[Problem statement] Copy out the records precisely, omitting pictures.

---- Data shown

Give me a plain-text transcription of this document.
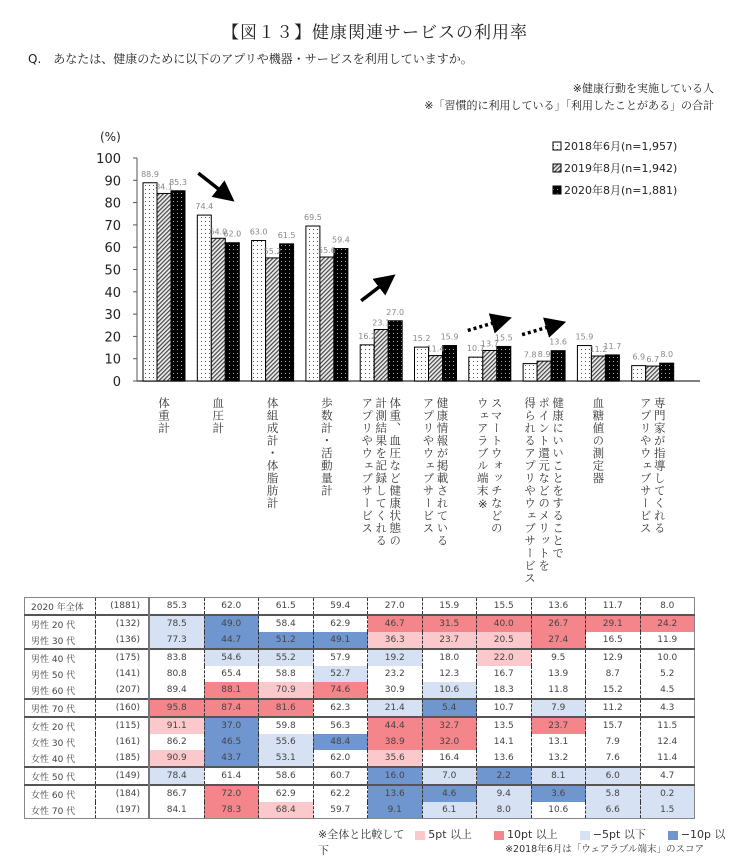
【図１３】健康関連サービスの利用率
Q.　あなたは、健康のために以下のアプリや機器・サービスを利用していますか。
※健康行動を実施している人
※「習慣的に利用している」「利用したことがある」の合計
(%)
0
10
20
30
40
50
60
70
80
90
100
88.9
84.1
85.3
74.4
64.0
62.0 63.0
55.2
61.5
69.5
55.6
59.4
16.2
23.1
27.0
15.2
11.4
15.9
10.7
13.7
15.5
7.8 8.9
13.6
15.9
11.2
11.7
6.9 6.7
8.0
2018年6月(n=1,957)
2019年8月(n=1,942)
2020年8月(n=1,881)
体重計	血圧計	体組成計・体脂肪計	歩数計・活動量計	体重、血圧など健康状態の
計測結果を記録してくれる
アプリやウェブサービス	健康情報が掲載されている
アプリやウェブサービス	スマートウォッチなどの
ウェアラブル端末※	健康にいいことをすることで
ポイント還元などのメリットを
得られるアプリやウェブサービス	血糖値の測定器	専門家が指導してくれる
アプリやウェブサービス
2020 年全体	(1881)	85.3	62.0	61.5	59.4	27.0	15.9	15.5	13.6	11.7	8.0
男性 20 代	(132)	78.5	49.0	58.4	62.9	46.7	31.5	40.0	26.7	29.1	24.2
男性 30 代	(136)	77.3	44.7	51.2	49.1	36.3	23.7	20.5	27.4	16.5	11.9
男性 40 代	(175)	83.8	54.6	55.2	57.9	19.2	18.0	22.0	9.5	12.9	10.0
男性 50 代	(141)	80.8	65.4	58.8	52.7	23.2	12.3	16.7	13.9	8.7	5.2
男性 60 代	(207)	89.4	88.1	70.9	74.6	30.9	10.6	18.3	11.8	15.2	4.5
男性 70 代	(160)	95.8	87.4	81.6	62.3	21.4	5.4	10.7	7.9	11.2	4.3
女性 20 代	(115)	91.1	37.0	59.8	56.3	44.4	32.7	13.5	23.7	15.7	11.5
女性 30 代	(161)	86.2	46.5	55.6	48.4	38.9	32.0	14.1	13.1	7.9	12.4
女性 40 代	(185)	90.9	43.7	53.1	62.0	35.6	16.4	13.6	13.2	7.6	11.4
女性 50 代	(149)	78.4	61.4	58.6	60.7	16.0	7.0	2.2	8.1	6.0	4.7
女性 60 代	(184)	86.7	72.0	62.9	62.2	13.6	4.6	9.4	3.6	5.8	0.2
女性 70 代	(197)	84.1	78.3	68.4	59.7	9.1	6.1	8.0	10.6	6.6	1.5
※全体と比較して　5pt 以上	10pt 以上	−5pt 以下	−10p 以下	※2018年6月は「ウェアラブル端末」のスコア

--------

[Result for this exercise]
Give me a plain-text transcription of this document.
【図１３】健康関連サービスの利用率
Q.　あなたは、健康のために以下のアプリや機器・サービスを利用していますか。
※健康行動を実施している人
※「習慣的に利用している」「利用したことがある」の合計
(%)
0
10
20
30
40
50
60
70
80
90
100
88.9
84.1
85.3
74.4
64.0
62.0 63.0
55.2
61.5
69.5
55.6
59.4
16.2
23.1
27.0
15.2
11.4
15.9
10.7
13.7
15.5
7.8 8.9
13.6
15.9
11.2
11.7
6.9 6.7
8.0
2018年6月(n=1,957)
2019年8月(n=1,942)
2020年8月(n=1,881)
体重計	血圧計	体組成計・体脂肪計	歩数計・活動量計	体重、血圧など健康状態の
計測結果を記録してくれる
アプリやウェブサービス	健康情報が掲載されている
アプリやウェブサービス	スマートウォッチなどの
ウェアラブル端末※	健康にいいことをすることで
ポイント還元などのメリットを
得られるアプリやウェブサービス	血糖値の測定器	専門家が指導してくれる
アプリやウェブサービス
2020 年全体	(1881)	85.3	62.0	61.5	59.4	27.0	15.9	15.5	13.6	11.7	8.0
男性 20 代	(132)	78.5	49.0	58.4	62.9	46.7	31.5	40.0	26.7	29.1	24.2
男性 30 代	(136)	77.3	44.7	51.2	49.1	36.3	23.7	20.5	27.4	16.5	11.9
男性 40 代	(175)	83.8	54.6	55.2	57.9	19.2	18.0	22.0	9.5	12.9	10.0
男性 50 代	(141)	80.8	65.4	58.8	52.7	23.2	12.3	16.7	13.9	8.7	5.2
男性 60 代	(207)	89.4	88.1	70.9	74.6	30.9	10.6	18.3	11.8	15.2	4.5
男性 70 代	(160)	95.8	87.4	81.6	62.3	21.4	5.4	10.7	7.9	11.2	4.3
女性 20 代	(115)	91.1	37.0	59.8	56.3	44.4	32.7	13.5	23.7	15.7	11.5
女性 30 代	(161)	86.2	46.5	55.6	48.4	38.9	32.0	14.1	13.1	7.9	12.4
女性 40 代	(185)	90.9	43.7	53.1	62.0	35.6	16.4	13.6	13.2	7.6	11.4
女性 50 代	(149)	78.4	61.4	58.6	60.7	16.0	7.0	2.2	8.1	6.0	4.7
女性 60 代	(184)	86.7	72.0	62.9	62.2	13.6	4.6	9.4	3.6	5.8	0.2
女性 70 代	(197)	84.1	78.3	68.4	59.7	9.1	6.1	8.0	10.6	6.6	1.5
※全体と比較して　5pt 以上	10pt 以上	−5pt 以下	−10p 以下	※2018年6月は「ウェアラブル端末」のスコア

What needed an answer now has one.